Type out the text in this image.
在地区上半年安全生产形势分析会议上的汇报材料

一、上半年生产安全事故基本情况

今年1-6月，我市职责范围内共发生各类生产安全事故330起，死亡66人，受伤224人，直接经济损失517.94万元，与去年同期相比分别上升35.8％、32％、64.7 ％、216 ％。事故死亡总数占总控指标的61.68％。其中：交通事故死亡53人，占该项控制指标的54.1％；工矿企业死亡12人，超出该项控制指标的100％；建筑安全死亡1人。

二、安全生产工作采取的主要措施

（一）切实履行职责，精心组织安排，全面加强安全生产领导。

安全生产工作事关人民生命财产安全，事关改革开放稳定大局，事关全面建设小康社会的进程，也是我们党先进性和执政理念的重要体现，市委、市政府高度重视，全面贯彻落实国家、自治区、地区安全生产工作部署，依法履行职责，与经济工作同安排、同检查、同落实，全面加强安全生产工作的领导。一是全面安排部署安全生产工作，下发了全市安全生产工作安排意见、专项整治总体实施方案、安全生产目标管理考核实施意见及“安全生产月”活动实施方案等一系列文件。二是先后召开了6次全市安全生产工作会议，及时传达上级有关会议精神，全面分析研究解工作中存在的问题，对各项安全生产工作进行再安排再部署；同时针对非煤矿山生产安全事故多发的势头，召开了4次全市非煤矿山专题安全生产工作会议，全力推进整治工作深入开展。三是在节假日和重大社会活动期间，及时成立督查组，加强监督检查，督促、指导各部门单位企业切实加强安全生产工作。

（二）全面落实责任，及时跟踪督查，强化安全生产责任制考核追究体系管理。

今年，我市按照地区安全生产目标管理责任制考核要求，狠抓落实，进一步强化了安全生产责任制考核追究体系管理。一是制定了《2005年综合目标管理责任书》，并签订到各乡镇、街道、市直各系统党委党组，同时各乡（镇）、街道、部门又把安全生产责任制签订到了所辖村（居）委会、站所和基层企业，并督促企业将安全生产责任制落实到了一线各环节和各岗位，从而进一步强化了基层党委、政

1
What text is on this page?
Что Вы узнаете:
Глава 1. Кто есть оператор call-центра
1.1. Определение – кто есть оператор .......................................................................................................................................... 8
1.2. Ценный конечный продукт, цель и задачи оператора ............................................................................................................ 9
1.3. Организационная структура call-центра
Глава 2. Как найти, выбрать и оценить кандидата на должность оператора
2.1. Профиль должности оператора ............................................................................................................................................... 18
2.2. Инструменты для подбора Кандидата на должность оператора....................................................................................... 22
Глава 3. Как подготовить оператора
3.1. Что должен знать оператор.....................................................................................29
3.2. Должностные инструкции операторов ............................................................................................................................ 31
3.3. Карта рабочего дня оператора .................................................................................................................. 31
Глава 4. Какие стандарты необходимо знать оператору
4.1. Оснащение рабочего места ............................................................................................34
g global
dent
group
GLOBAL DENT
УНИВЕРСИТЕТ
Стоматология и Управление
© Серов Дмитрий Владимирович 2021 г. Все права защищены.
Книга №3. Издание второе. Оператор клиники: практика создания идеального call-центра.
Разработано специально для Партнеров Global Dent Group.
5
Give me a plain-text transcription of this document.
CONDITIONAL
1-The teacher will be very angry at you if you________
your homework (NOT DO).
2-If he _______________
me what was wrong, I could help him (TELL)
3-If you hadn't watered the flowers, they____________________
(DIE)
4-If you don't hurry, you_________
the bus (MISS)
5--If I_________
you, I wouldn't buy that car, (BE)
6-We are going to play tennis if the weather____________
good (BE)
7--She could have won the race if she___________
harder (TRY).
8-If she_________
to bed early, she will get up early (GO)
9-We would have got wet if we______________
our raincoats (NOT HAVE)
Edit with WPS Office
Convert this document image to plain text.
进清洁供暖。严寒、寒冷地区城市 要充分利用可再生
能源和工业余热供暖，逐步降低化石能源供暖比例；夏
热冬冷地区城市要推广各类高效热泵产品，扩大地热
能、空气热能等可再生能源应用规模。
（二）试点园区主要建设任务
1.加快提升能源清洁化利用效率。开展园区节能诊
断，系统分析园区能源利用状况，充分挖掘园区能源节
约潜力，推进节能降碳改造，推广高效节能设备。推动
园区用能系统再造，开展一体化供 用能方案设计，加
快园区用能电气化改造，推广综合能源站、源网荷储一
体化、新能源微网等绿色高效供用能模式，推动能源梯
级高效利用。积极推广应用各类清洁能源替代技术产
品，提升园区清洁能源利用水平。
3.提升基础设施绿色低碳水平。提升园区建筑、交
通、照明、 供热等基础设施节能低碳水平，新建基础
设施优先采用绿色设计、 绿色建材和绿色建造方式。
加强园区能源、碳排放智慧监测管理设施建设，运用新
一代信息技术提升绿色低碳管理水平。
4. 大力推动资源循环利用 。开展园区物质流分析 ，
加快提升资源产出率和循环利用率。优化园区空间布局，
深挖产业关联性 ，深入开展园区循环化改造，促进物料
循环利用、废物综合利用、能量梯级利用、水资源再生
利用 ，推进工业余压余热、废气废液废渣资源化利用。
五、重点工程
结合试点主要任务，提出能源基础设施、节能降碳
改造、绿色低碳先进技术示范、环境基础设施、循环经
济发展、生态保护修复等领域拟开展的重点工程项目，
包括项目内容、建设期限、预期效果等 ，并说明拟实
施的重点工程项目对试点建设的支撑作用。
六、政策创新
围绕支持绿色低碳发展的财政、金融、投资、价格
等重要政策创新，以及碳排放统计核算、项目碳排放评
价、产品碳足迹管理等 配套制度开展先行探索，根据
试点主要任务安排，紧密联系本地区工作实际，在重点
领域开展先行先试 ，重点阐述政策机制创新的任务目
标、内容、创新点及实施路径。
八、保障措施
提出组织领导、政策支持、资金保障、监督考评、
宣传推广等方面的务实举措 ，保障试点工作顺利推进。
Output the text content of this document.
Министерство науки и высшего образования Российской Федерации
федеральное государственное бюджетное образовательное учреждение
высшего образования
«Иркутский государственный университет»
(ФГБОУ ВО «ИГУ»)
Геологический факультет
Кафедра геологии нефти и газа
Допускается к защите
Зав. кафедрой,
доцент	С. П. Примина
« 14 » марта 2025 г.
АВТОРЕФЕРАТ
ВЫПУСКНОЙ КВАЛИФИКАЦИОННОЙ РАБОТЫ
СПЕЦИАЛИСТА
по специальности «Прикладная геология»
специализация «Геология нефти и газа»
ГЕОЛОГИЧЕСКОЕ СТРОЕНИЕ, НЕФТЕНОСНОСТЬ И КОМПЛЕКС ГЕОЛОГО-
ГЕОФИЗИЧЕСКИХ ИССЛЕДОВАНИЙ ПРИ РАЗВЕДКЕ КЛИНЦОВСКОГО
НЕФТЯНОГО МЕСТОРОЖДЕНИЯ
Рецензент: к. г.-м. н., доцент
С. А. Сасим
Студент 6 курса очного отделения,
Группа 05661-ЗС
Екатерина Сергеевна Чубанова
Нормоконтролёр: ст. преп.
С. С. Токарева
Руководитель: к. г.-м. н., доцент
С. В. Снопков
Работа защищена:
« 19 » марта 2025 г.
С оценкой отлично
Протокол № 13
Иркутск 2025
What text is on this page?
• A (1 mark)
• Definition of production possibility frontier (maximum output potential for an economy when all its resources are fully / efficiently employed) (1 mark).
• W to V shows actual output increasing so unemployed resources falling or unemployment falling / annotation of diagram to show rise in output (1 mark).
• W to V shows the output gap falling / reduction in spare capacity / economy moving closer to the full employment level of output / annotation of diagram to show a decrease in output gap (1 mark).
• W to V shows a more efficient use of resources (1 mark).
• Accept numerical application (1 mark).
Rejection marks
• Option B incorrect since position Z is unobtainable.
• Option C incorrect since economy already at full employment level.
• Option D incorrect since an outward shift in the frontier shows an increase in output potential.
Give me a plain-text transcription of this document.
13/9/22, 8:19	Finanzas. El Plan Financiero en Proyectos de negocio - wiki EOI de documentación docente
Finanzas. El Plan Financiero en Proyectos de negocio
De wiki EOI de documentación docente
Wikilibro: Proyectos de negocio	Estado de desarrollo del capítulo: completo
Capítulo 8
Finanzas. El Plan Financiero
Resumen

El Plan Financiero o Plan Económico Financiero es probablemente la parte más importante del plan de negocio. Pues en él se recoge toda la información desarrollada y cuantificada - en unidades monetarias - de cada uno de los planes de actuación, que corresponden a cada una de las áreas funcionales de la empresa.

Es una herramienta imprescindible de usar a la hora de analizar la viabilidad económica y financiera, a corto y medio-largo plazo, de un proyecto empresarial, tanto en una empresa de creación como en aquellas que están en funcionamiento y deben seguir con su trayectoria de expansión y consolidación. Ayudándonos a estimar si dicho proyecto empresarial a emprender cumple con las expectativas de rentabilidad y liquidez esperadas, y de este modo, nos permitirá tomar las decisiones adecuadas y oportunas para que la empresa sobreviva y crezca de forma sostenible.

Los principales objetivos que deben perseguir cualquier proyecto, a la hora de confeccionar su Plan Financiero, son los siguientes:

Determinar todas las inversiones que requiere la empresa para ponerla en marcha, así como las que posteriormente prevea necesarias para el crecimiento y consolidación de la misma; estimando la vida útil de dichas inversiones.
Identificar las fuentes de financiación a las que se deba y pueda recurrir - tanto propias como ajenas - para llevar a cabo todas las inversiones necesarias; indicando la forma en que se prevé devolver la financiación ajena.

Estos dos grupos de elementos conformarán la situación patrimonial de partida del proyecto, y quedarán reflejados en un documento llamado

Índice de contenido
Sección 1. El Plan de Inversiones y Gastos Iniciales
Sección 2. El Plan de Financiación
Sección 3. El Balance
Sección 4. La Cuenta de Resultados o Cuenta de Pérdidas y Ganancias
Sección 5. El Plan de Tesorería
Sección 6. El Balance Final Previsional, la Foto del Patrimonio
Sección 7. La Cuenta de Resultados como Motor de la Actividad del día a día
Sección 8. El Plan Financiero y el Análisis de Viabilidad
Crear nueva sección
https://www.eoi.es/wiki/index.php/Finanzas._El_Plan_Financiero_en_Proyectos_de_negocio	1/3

▬▬▬▬▬▬

◆ THE EXERCISE ◆
In the material above, find each line that contains the word "will", and select it.

◆ RESULT OF THIS EXERCISE ◆
1-The teacher will be very angry at you if you________
to bed early, she will get up early (GO)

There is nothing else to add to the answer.